- _Task details_
Each line of the data that includes the string "tartibga" is to be copied out.

- _Source records_
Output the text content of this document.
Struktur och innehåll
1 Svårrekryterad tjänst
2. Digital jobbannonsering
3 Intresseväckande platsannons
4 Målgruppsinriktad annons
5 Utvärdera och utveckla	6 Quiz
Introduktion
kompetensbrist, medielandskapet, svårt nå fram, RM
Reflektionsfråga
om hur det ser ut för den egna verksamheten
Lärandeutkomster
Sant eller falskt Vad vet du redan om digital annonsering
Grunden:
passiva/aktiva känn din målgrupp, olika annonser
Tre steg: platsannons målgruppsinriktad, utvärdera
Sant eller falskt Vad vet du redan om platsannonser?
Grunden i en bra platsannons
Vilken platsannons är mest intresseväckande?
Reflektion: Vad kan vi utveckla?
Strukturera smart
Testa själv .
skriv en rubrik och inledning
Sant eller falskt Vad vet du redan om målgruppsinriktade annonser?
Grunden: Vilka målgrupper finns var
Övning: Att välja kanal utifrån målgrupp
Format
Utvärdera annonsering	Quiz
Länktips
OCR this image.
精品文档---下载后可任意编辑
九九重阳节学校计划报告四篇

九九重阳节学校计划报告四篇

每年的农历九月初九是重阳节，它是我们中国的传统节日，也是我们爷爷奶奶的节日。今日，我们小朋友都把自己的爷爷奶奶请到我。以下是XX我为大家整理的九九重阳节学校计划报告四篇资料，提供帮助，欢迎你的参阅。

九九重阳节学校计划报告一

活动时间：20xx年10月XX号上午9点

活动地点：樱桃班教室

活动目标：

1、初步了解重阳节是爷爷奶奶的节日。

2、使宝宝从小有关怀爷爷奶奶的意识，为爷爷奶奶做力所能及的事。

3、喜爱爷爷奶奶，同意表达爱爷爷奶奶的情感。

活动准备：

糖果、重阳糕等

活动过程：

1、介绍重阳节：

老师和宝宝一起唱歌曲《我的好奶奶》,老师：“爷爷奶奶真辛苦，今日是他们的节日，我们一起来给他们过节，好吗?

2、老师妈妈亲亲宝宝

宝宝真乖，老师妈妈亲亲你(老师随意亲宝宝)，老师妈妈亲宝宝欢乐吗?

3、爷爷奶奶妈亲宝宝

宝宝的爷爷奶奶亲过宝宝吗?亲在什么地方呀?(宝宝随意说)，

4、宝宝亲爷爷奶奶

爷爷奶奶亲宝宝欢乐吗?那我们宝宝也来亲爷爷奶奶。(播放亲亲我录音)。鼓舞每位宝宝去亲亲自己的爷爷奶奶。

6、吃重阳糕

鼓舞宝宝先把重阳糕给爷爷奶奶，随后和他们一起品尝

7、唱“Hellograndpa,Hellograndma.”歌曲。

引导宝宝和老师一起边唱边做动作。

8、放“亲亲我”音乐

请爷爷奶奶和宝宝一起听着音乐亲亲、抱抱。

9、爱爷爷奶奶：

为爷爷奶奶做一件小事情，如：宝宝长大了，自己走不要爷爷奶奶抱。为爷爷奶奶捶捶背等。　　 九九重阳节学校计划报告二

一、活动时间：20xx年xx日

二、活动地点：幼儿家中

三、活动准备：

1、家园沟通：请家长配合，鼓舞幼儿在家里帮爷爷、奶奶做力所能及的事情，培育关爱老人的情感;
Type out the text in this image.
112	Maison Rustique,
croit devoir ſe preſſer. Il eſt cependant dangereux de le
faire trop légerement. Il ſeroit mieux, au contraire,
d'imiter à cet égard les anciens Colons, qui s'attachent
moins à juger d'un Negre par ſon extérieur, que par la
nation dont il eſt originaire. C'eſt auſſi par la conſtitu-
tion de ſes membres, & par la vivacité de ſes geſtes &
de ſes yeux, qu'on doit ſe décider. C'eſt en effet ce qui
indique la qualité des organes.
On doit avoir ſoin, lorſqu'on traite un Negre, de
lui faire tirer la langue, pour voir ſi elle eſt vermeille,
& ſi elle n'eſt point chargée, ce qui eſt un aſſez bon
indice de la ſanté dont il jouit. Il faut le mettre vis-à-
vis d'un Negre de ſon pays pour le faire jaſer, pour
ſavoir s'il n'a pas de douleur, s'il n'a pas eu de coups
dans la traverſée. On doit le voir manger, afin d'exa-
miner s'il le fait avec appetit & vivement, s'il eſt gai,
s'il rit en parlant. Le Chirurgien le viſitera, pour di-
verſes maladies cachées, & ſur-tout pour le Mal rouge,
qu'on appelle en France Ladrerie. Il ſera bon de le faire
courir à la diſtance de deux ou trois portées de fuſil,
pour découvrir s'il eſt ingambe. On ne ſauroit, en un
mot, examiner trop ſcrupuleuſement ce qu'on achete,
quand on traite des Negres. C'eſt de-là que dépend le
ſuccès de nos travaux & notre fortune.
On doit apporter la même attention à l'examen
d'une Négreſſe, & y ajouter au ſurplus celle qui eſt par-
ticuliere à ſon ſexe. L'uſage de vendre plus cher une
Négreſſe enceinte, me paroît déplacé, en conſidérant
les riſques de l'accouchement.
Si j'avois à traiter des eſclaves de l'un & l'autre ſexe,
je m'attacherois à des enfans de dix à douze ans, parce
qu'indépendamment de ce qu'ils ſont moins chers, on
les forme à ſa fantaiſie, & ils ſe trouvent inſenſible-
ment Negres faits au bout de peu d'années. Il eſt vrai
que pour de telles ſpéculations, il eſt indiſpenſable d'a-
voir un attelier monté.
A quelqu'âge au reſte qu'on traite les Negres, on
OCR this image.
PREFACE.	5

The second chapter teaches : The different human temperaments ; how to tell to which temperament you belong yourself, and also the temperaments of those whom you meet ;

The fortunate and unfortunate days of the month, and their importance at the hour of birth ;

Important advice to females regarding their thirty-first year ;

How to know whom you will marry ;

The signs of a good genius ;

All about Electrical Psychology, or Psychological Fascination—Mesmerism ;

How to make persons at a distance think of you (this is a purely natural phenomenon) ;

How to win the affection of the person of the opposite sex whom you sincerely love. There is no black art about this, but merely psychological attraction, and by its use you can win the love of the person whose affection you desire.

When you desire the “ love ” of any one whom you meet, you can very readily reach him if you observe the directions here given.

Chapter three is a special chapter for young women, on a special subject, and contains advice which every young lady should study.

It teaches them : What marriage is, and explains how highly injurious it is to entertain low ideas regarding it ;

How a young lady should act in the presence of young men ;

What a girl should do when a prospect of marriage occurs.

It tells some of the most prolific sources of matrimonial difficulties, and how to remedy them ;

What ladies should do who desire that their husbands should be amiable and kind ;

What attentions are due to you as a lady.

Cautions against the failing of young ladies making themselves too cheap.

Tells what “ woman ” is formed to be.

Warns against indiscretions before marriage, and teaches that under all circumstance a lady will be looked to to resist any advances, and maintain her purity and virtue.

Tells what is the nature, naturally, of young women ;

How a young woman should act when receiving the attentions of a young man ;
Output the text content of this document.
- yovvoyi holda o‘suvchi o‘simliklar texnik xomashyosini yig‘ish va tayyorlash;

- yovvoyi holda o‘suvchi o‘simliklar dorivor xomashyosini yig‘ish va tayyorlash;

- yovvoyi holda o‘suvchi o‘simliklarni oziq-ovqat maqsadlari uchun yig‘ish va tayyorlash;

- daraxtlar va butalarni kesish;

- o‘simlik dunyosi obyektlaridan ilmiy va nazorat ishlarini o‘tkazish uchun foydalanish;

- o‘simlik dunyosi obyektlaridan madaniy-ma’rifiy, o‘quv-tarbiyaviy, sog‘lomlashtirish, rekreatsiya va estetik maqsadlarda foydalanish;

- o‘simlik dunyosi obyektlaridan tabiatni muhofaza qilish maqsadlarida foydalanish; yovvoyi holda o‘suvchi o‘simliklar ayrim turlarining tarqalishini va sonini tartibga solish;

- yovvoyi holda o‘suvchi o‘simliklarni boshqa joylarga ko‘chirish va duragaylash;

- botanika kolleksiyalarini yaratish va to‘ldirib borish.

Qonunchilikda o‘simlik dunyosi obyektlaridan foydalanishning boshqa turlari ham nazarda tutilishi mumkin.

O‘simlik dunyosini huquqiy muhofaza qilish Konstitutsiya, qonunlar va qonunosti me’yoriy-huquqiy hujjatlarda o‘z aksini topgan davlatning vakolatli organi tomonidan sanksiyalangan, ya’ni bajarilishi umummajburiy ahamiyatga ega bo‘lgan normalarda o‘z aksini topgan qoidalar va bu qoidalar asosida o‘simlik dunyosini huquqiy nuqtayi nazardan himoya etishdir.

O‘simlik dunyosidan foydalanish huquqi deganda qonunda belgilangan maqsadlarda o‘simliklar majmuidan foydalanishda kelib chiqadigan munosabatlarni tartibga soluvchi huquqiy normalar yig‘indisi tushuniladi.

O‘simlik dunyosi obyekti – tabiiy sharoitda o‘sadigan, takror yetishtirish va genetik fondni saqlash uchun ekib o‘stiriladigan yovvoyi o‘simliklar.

- _Result of the exercise_
- o‘simlik dunyosi obyektlaridan tabiatni muhofaza qilish maqsadlarida foydalanish; yovvoyi holda o‘suvchi o‘simliklar ayrim turlarining tarqalishini va sonini tartibga solish;
O‘simlik dunyosidan foydalanish huquqi deganda qonunda belgilangan maqsadlarda o‘simliklar majmuidan foydalanishda kelib chiqadigan munosabatlarni tartibga soluvchi huquqiy normalar yig‘indisi tushuniladi.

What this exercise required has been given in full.